DIRECTIONS: The entries below are to be repeated exactly as they stand.

Stored data:

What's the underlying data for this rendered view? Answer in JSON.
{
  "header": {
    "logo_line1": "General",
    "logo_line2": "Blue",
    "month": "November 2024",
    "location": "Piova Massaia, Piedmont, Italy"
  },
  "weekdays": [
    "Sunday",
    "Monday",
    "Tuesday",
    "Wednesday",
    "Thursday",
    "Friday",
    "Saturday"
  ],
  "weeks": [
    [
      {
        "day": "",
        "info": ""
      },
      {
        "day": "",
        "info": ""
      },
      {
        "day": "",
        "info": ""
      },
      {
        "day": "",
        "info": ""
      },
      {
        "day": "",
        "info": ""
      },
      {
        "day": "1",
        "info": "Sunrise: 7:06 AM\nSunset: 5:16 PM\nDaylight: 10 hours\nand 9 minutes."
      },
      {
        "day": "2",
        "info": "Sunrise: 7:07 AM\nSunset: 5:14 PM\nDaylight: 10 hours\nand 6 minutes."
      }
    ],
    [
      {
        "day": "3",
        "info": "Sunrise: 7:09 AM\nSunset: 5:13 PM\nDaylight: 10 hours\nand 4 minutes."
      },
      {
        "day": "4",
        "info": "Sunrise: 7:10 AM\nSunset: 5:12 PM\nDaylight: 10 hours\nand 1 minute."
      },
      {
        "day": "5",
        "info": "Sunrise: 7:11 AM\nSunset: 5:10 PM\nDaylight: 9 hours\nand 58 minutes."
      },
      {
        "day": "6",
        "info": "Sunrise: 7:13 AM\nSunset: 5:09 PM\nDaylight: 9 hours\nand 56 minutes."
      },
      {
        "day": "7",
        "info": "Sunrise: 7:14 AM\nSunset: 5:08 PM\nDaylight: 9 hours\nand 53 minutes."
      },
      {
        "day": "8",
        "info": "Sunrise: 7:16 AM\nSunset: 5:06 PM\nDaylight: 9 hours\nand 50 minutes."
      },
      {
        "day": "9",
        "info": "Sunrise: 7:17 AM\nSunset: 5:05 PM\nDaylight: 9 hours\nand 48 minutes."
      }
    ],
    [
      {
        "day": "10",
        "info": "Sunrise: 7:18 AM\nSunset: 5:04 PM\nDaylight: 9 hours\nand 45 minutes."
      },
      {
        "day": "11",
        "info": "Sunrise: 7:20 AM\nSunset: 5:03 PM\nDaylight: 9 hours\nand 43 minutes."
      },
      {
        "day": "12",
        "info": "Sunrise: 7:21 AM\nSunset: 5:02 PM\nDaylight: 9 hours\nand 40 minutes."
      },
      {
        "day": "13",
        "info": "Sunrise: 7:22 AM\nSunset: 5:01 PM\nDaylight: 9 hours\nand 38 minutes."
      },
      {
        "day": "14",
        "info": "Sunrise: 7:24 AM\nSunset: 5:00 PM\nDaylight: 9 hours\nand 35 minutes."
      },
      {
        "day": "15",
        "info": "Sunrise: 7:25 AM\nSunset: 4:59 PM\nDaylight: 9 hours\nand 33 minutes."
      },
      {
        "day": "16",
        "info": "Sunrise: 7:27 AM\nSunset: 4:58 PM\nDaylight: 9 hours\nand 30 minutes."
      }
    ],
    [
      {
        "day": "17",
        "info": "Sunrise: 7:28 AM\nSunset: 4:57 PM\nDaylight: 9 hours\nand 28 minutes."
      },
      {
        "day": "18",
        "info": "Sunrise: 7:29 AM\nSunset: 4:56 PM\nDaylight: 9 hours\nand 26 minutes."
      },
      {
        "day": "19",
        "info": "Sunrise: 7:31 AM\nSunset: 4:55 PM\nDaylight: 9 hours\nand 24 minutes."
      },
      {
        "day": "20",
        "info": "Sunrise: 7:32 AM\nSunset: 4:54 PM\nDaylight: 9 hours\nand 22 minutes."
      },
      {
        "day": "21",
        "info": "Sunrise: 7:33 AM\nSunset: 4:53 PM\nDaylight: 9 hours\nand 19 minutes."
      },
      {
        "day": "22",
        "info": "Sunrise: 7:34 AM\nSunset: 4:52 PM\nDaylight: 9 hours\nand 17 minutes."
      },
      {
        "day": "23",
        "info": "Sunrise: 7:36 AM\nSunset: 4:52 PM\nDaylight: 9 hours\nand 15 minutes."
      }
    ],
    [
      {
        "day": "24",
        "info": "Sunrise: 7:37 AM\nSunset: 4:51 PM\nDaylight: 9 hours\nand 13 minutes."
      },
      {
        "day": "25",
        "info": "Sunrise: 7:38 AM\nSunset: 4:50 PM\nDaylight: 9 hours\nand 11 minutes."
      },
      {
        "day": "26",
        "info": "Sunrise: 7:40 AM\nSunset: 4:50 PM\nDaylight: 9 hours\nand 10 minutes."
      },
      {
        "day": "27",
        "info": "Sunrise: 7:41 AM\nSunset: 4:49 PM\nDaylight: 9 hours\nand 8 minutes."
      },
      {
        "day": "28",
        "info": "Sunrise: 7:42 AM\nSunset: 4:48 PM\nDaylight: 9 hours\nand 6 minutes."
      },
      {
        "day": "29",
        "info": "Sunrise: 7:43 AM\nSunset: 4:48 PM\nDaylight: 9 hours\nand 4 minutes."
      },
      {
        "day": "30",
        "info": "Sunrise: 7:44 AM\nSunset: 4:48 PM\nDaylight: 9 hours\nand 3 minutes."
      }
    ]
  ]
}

COMPLETE OUTPUT:
What's the underlying data for this rendered view? Answer in JSON.
{
  "header": {
    "logo_line1": "General",
    "logo_line2": "Blue",
    "month": "November 2024",
    "location": "Piova Massaia, Piedmont, Italy"
  },
  "weekdays": [
    "Sunday",
    "Monday",
    "Tuesday",
    "Wednesday",
    "Thursday",
    "Friday",
    "Saturday"
  ],
  "weeks": [
    [
      {
        "day": "",
        "info": ""
      },
      {
        "day": "",
        "info": ""
      },
      {
        "day": "",
        "info": ""
      },
      {
        "day": "",
        "info": ""
      },
      {
        "day": "",
        "info": ""
      },
      {
        "day": "1",
        "info": "Sunrise: 7:06 AM\nSunset: 5:16 PM\nDaylight: 10 hours\nand 9 minutes."
      },
      {
        "day": "2",
        "info": "Sunrise: 7:07 AM\nSunset: 5:14 PM\nDaylight: 10 hours\nand 6 minutes."
      }
    ],
    [
      {
        "day": "3",
        "info": "Sunrise: 7:09 AM\nSunset: 5:13 PM\nDaylight: 10 hours\nand 4 minutes."
      },
      {
        "day": "4",
        "info": "Sunrise: 7:10 AM\nSunset: 5:12 PM\nDaylight: 10 hours\nand 1 minute."
      },
      {
        "day": "5",
        "info": "Sunrise: 7:11 AM\nSunset: 5:10 PM\nDaylight: 9 hours\nand 58 minutes."
      },
      {
        "day": "6",
        "info": "Sunrise: 7:13 AM\nSunset: 5:09 PM\nDaylight: 9 hours\nand 56 minutes."
      },
      {
        "day": "7",
        "info": "Sunrise: 7:14 AM\nSunset: 5:08 PM\nDaylight: 9 hours\nand 53 minutes."
      },
      {
        "day": "8",
        "info": "Sunrise: 7:16 AM\nSunset: 5:06 PM\nDaylight: 9 hours\nand 50 minutes."
      },
      {
        "day": "9",
        "info": "Sunrise: 7:17 AM\nSunset: 5:05 PM\nDaylight: 9 hours\nand 48 minutes."
      }
    ],
    [
      {
        "day": "10",
        "info": "Sunrise: 7:18 AM\nSunset: 5:04 PM\nDaylight: 9 hours\nand 45 minutes."
      },
      {
        "day": "11",
        "info": "Sunrise: 7:20 AM\nSunset: 5:03 PM\nDaylight: 9 hours\nand 43 minutes."
      },
      {
        "day": "12",
        "info": "Sunrise: 7:21 AM\nSunset: 5:02 PM\nDaylight: 9 hours\nand 40 minutes."
      },
      {
        "day": "13",
        "info": "Sunrise: 7:22 AM\nSunset: 5:01 PM\nDaylight: 9 hours\nand 38 minutes."
      },
      {
        "day": "14",
        "info": "Sunrise: 7:24 AM\nSunset: 5:00 PM\nDaylight: 9 hours\nand 35 minutes."
      },
      {
        "day": "15",
        "info": "Sunrise: 7:25 AM\nSunset: 4:59 PM\nDaylight: 9 hours\nand 33 minutes."
      },
      {
        "day": "16",
        "info": "Sunrise: 7:27 AM\nSunset: 4:58 PM\nDaylight: 9 hours\nand 30 minutes."
      }
    ],
    [
      {
        "day": "17",
        "info": "Sunrise: 7:28 AM\nSunset: 4:57 PM\nDaylight: 9 hours\nand 28 minutes."
      },
      {
        "day": "18",
        "info": "Sunrise: 7:29 AM\nSunset: 4:56 PM\nDaylight: 9 hours\nand 26 minutes."
      },
      {
        "day": "19",
        "info": "Sunrise: 7:31 AM\nSunset: 4:55 PM\nDaylight: 9 hours\nand 24 minutes."
      },
      {
        "day": "20",
        "info": "Sunrise: 7:32 AM\nSunset: 4:54 PM\nDaylight: 9 hours\nand 22 minutes."
      },
      {
        "day": "21",
        "info": "Sunrise: 7:33 AM\nSunset: 4:53 PM\nDaylight: 9 hours\nand 19 minutes."
      },
      {
        "day": "22",
        "info": "Sunrise: 7:34 AM\nSunset: 4:52 PM\nDaylight: 9 hours\nand 17 minutes."
      },
      {
        "day": "23",
        "info": "Sunrise: 7:36 AM\nSunset: 4:52 PM\nDaylight: 9 hours\nand 15 minutes."
      }
    ],
    [
      {
        "day": "24",
        "info": "Sunrise: 7:37 AM\nSunset: 4:51 PM\nDaylight: 9 hours\nand 13 minutes."
      },
      {
        "day": "25",
        "info": "Sunrise: 7:38 AM\nSunset: 4:50 PM\nDaylight: 9 hours\nand 11 minutes."
      },
      {
        "day": "26",
        "info": "Sunrise: 7:40 AM\nSunset: 4:50 PM\nDaylight: 9 hours\nand 10 minutes."
      },
      {
        "day": "27",
        "info": "Sunrise: 7:41 AM\nSunset: 4:49 PM\nDaylight: 9 hours\nand 8 minutes."
      },
      {
        "day": "28",
        "info": "Sunrise: 7:42 AM\nSunset: 4:48 PM\nDaylight: 9 hours\nand 6 minutes."
      },
      {
        "day": "29",
        "info": "Sunrise: 7:43 AM\nSunset: 4:48 PM\nDaylight: 9 hours\nand 4 minutes."
      },
      {
        "day": "30",
        "info": "Sunrise: 7:44 AM\nSunset: 4:48 PM\nDaylight: 9 hours\nand 3 minutes."
      }
    ]
  ]
}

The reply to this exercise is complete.